* Request *
Write out every entry precisely as given, leaving the pictures out.

* Information given *

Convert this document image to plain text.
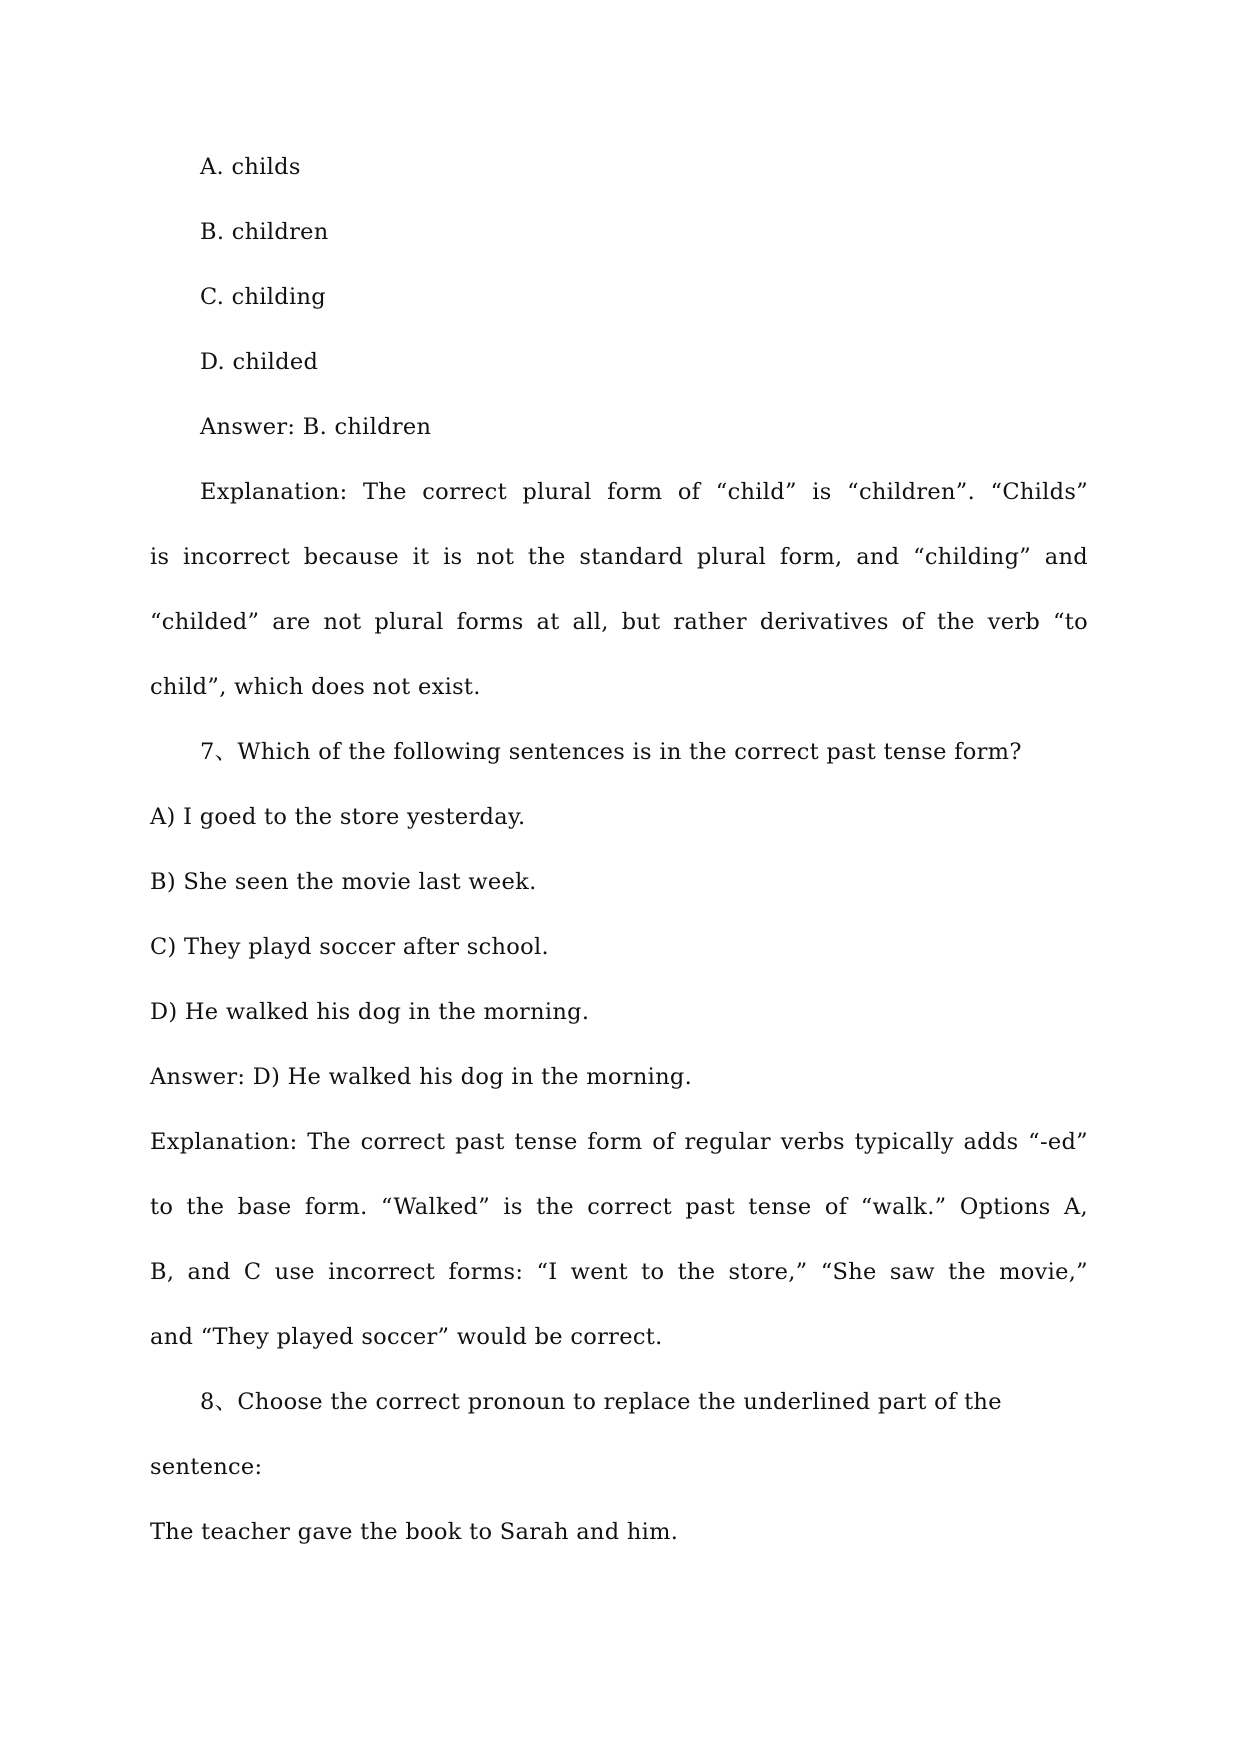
A. childs
B. children
C. childing
D. childed
Answer: B. children
Explanation: The correct plural form of “child” is “children”. “Childs”
is incorrect because it is not the standard plural form, and “childing” and
“childed” are not plural forms at all, but rather derivatives of the verb “to
child”, which does not exist.
7、Which of the following sentences is in the correct past tense form?
A) I goed to the store yesterday.
B) She seen the movie last week.
C) They playd soccer after school.
D) He walked his dog in the morning.
Answer: D) He walked his dog in the morning.
Explanation: The correct past tense form of regular verbs typically adds “-ed”
to the base form. “Walked” is the correct past tense of “walk.” Options A,
B, and C use incorrect forms: “I went to the store,” “She saw the movie,”
and “They played soccer” would be correct.
8、Choose the correct pronoun to replace the underlined part of the
sentence:
The teacher gave the book to Sarah and him.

* In response *
Convert this document image to plain text.
A. childs
B. children
C. childing
D. childed
Answer: B. children
Explanation: The correct plural form of “child” is “children”. “Childs”
is incorrect because it is not the standard plural form, and “childing” and
“childed” are not plural forms at all, but rather derivatives of the verb “to
child”, which does not exist.
7、Which of the following sentences is in the correct past tense form?
A) I goed to the store yesterday.
B) She seen the movie last week.
C) They playd soccer after school.
D) He walked his dog in the morning.
Answer: D) He walked his dog in the morning.
Explanation: The correct past tense form of regular verbs typically adds “-ed”
to the base form. “Walked” is the correct past tense of “walk.” Options A,
B, and C use incorrect forms: “I went to the store,” “She saw the movie,”
and “They played soccer” would be correct.
8、Choose the correct pronoun to replace the underlined part of the
sentence:
The teacher gave the book to Sarah and him.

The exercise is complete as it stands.